### Stated task
Note how many lines in the entries contain the string "wysokość", then give that number and nothing else.
## begin
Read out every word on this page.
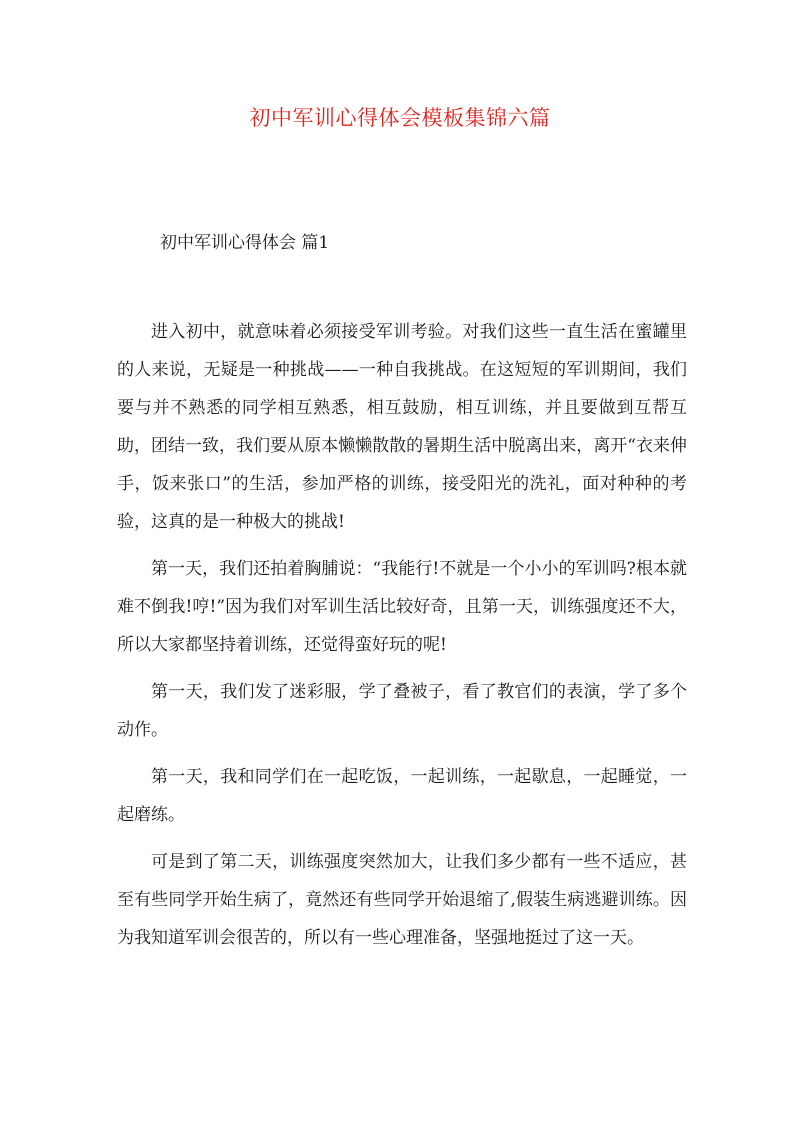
初中军训心得体会模板集锦六篇
初中军训心得体会 篇1

进入初中，就意味着必须接受军训考验。对我们这些一直生活在蜜罐里的人来说，无疑是一种挑战——一种自我挑战。在这短短的军训期间，我们要与并不熟悉的同学相互熟悉，相互鼓励，相互训练，并且要做到互帮互助，团结一致，我们要从原本懒懒散散的暑期生活中脱离出来，离开“衣来伸手，饭来张口”的生活，参加严格的训练，接受阳光的洗礼，面对种种的考验，这真的是一种极大的挑战!

第一天，我们还拍着胸脯说：“我能行!不就是一个小小的军训吗?根本就难不倒我!哼!”因为我们对军训生活比较好奇，且第一天，训练强度还不大，所以大家都坚持着训练，还觉得蛮好玩的呢!

第一天，我们发了迷彩服，学了叠被子，看了教官们的表演，学了多个动作。

第一天，我和同学们在一起吃饭，一起训练，一起歇息，一起睡觉，一起磨练。

可是到了第二天，训练强度突然加大，让我们多少都有一些不适应，甚至有些同学开始生病了，竟然还有些同学开始退缩了,假装生病逃避训练。因为我知道军训会很苦的，所以有一些心理准备，坚强地挺过了这一天。
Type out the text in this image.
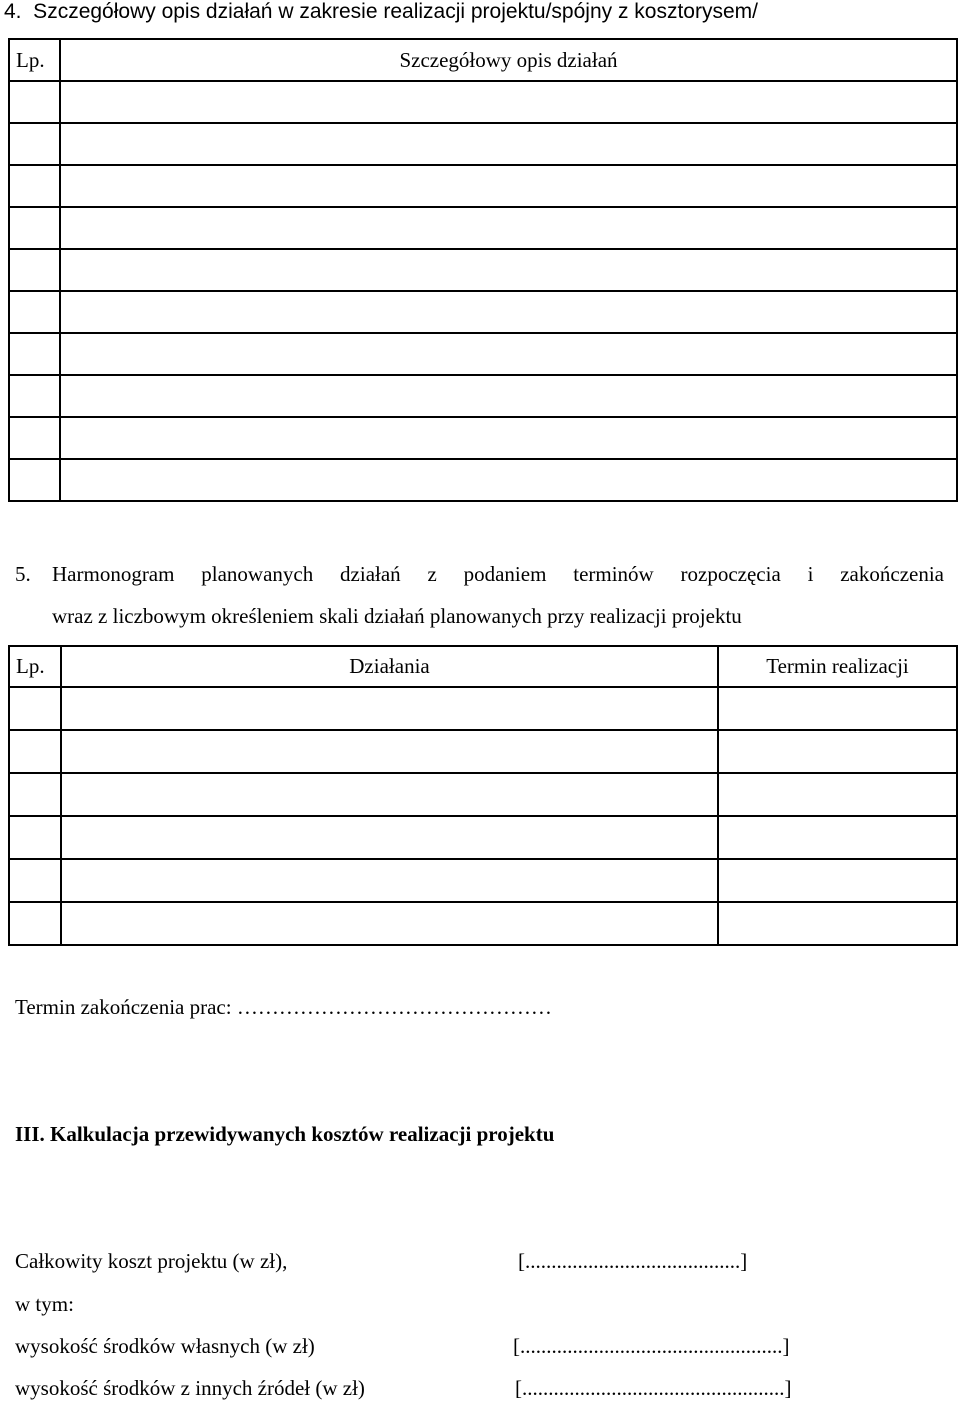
4.  Szczegółowy opis działań w zakresie realizacji projektu/spójny z kosztorysem/
Lp.	Szczegółowy opis działań

5. Harmonogram planowanych działań z podaniem terminów rozpoczęcia i zakończenia
wraz z liczbowym określeniem skali działań planowanych przy realizacji projektu
Lp.	Działania	Termin realizacji

Termin zakończenia prac: ………………………………………
III. Kalkulacja przewidywanych kosztów realizacji projektu
Całkowity koszt projektu (w zł),	[.........................................]
w tym:
wysokość środków własnych (w zł)	[..................................................]
wysokość środków z innych źródeł (w zł)	[..................................................]
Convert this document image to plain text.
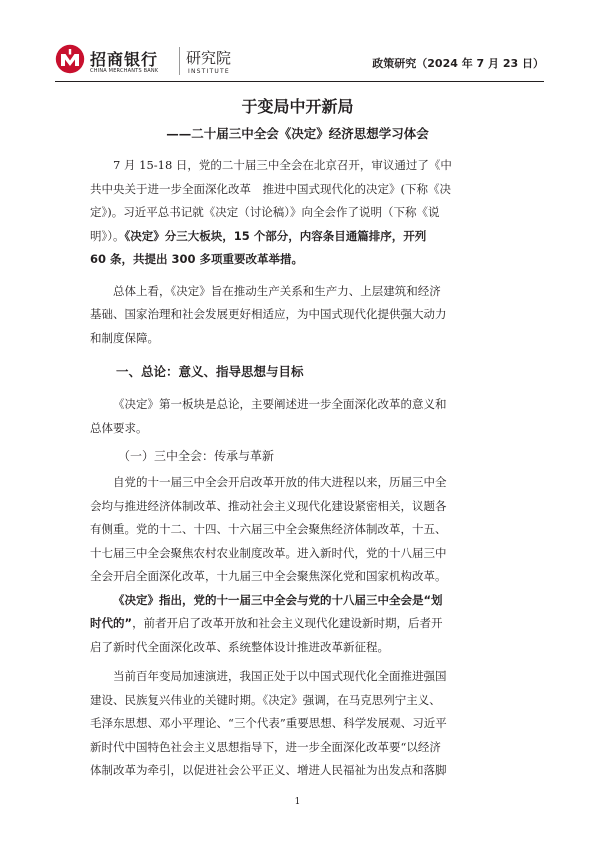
招商银行
CHINA MERCHANTS BANK
研究院
INSTITUTE
政策研究（2024 年 7 月 23 日）
于变局中开新局
——二十届三中全会《决定》经济思想学习体会
7 月 15-18 日，党的二十届三中全会在北京召开，审议通过了《中
共中央关于进一步全面深化改革　推进中国式现代化的决定》(下称《决
定》)。习近平总书记就《决定（讨论稿）》向全会作了说明（下称《说
明》）。《决定》分三大板块，15 个部分，内容条目通篇排序，开列
60 条，共提出 300 多项重要改革举措。
总体上看，《决定》旨在推动生产关系和生产力、上层建筑和经济
基础、国家治理和社会发展更好相适应，为中国式现代化提供强大动力
和制度保障。
一、总论：意义、指导思想与目标
《决定》第一板块是总论，主要阐述进一步全面深化改革的意义和
总体要求。
（一）三中全会：传承与革新
自党的十一届三中全会开启改革开放的伟大进程以来，历届三中全
会均与推进经济体制改革、推动社会主义现代化建设紧密相关，议题各
有侧重。党的十二、十四、十六届三中全会聚焦经济体制改革，十五、
十七届三中全会聚焦农村农业制度改革。进入新时代，党的十八届三中
全会开启全面深化改革，十九届三中全会聚焦深化党和国家机构改革。
《决定》指出，党的十一届三中全会与党的十八届三中全会是“划
时代的”，前者开启了改革开放和社会主义现代化建设新时期，后者开
启了新时代全面深化改革、系统整体设计推进改革新征程。
当前百年变局加速演进，我国正处于以中国式现代化全面推进强国
建设、民族复兴伟业的关键时期。《决定》强调，在马克思列宁主义、
毛泽东思想、邓小平理论、“三个代表”重要思想、科学发展观、习近平
新时代中国特色社会主义思想指导下，进一步全面深化改革要“以经济
体制改革为牵引，以促进社会公平正义、增进人民福祉为出发点和落脚
1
## end
### Response to this exercise
2